───── SUPPLIED ENTRIES ─────

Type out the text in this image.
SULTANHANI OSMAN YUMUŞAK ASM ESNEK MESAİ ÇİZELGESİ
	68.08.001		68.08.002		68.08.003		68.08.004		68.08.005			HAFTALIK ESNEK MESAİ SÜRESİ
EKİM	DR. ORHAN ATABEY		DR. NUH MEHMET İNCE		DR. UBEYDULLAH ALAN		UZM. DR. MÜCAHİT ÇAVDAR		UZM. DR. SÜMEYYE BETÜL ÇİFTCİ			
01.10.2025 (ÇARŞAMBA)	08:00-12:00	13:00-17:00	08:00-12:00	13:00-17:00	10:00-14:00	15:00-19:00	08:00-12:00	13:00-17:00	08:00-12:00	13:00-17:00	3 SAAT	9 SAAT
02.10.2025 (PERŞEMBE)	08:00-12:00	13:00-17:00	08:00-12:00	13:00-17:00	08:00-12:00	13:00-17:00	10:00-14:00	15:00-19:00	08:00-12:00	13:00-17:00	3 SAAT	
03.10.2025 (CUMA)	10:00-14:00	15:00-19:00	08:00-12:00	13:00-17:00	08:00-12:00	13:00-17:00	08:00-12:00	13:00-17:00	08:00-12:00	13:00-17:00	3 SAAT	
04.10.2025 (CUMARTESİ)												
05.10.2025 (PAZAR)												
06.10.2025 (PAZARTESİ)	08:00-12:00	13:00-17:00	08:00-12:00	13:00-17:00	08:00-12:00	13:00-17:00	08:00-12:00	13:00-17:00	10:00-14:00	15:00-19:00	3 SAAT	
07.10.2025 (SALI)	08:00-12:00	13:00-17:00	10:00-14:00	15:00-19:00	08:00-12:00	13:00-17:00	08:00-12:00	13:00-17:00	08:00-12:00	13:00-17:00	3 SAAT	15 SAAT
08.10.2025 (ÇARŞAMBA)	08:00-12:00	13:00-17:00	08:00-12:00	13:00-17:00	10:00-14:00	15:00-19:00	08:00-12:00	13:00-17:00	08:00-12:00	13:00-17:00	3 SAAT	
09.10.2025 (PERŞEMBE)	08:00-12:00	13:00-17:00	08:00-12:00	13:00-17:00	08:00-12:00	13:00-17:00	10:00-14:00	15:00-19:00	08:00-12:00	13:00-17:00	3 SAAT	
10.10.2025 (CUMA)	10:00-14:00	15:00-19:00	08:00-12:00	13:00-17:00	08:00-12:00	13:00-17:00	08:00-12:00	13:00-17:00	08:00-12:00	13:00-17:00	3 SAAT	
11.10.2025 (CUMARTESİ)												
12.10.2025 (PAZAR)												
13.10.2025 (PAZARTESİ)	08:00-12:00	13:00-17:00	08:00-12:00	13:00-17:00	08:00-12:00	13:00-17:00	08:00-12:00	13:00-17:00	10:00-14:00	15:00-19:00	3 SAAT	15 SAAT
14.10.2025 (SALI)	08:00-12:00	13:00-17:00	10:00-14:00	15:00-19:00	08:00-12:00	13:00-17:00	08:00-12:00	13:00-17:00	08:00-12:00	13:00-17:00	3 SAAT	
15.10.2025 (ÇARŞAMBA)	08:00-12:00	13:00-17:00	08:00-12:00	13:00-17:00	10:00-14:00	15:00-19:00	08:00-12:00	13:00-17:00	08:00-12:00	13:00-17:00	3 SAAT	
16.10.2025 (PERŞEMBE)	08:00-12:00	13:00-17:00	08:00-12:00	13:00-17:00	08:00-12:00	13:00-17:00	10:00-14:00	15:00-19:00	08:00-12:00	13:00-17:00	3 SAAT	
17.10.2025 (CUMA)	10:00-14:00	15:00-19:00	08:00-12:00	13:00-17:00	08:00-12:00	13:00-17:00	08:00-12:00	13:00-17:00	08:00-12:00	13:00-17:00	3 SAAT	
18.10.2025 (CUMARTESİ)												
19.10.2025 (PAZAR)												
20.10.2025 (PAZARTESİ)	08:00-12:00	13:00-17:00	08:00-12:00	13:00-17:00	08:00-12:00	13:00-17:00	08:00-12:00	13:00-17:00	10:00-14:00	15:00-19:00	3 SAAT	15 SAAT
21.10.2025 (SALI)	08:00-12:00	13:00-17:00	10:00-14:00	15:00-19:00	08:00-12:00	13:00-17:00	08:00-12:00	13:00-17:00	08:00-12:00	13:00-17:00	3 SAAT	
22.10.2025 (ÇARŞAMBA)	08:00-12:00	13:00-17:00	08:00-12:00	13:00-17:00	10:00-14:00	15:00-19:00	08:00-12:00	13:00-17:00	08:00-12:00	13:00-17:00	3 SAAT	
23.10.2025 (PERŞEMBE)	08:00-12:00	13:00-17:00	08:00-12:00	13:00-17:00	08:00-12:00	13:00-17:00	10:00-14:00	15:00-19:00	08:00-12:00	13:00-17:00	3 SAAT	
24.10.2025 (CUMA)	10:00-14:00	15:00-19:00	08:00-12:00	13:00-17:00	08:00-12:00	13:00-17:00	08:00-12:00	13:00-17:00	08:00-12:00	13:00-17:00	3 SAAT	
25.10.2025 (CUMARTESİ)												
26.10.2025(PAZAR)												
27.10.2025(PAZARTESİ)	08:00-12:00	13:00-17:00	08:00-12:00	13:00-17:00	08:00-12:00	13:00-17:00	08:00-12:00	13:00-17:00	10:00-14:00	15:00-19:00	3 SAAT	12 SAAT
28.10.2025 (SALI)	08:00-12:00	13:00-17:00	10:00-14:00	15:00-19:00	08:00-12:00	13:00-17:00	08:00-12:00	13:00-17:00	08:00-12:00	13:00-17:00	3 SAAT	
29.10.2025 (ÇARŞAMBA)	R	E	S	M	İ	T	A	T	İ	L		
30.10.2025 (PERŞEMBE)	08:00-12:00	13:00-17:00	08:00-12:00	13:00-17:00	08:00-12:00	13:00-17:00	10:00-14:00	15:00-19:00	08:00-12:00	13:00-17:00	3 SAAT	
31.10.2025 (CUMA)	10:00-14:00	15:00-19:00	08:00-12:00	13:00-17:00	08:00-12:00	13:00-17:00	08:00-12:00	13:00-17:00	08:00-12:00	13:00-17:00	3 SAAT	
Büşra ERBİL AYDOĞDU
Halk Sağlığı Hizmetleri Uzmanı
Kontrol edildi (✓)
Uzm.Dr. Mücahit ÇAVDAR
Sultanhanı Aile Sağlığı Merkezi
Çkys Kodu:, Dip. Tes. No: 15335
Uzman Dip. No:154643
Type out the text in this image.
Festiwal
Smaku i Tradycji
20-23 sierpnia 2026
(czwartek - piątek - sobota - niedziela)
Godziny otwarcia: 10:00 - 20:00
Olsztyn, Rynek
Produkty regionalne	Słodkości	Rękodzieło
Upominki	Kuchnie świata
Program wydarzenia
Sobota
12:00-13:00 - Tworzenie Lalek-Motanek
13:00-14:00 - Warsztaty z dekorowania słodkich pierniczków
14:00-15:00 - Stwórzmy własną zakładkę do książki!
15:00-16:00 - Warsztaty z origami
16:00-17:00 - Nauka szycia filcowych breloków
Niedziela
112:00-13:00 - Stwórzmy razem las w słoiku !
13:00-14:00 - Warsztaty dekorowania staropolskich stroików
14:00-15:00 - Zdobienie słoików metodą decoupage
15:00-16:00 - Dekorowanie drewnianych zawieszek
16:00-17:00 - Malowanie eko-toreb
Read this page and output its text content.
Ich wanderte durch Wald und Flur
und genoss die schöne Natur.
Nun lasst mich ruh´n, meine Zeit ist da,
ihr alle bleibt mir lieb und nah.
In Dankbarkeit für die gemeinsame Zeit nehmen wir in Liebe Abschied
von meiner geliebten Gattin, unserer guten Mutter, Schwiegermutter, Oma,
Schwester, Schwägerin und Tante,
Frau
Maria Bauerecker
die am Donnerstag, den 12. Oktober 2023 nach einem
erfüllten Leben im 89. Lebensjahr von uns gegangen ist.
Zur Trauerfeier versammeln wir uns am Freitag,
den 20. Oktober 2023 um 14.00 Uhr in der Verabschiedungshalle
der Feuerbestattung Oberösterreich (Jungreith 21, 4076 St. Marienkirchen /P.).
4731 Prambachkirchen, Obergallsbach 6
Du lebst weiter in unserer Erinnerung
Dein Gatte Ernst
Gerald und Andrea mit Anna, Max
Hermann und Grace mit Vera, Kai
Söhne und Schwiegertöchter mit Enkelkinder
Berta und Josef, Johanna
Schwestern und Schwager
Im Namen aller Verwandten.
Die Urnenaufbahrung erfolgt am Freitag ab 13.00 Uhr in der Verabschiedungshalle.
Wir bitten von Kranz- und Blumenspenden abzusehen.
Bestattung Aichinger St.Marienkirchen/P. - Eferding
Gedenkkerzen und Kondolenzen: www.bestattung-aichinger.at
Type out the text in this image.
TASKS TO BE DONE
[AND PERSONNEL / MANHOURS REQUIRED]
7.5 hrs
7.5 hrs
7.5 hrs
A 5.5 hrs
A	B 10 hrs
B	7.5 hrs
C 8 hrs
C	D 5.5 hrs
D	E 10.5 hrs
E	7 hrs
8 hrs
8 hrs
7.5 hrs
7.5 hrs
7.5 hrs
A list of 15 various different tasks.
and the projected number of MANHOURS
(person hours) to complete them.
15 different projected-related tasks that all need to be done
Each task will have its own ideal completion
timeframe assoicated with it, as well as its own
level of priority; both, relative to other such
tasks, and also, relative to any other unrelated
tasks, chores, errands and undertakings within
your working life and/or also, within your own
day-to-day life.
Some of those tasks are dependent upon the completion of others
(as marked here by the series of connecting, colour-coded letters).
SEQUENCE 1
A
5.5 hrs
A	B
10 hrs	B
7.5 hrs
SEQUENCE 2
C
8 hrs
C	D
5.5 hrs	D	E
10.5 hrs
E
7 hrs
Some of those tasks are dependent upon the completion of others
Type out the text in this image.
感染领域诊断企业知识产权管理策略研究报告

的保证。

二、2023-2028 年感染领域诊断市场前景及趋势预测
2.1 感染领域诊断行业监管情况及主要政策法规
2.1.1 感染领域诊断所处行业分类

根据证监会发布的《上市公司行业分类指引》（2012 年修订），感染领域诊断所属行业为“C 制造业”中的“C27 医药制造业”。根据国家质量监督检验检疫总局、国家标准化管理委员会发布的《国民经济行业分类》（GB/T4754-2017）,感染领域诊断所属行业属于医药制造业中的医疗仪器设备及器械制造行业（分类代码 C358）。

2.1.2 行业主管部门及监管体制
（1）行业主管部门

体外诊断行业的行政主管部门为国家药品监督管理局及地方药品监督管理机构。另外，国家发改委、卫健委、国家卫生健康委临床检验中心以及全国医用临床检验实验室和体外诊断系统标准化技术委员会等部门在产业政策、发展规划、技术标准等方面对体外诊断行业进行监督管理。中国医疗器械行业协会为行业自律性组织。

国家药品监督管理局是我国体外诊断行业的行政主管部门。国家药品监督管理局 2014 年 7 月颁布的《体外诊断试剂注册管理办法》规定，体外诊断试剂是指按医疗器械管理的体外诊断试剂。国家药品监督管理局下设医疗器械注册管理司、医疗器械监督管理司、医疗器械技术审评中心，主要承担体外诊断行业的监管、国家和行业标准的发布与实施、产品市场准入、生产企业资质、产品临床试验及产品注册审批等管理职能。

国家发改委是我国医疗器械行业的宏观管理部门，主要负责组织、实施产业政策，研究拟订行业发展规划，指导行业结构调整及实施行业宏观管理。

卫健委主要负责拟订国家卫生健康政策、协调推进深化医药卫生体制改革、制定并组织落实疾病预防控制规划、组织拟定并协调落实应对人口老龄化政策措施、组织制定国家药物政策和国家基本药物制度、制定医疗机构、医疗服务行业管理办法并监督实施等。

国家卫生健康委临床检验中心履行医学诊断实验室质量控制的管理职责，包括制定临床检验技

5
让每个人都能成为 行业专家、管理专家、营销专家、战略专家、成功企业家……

─────

** EXERCISE TASK **
From the data, collect all lines where the string "Marienkirchen" appears.

** SOLUTION TO THIS TASK **
der Feuerbestattung Oberösterreich (Jungreith 21, 4076 St. Marienkirchen /P.).
Bestattung Aichinger St.Marienkirchen/P. - Eferding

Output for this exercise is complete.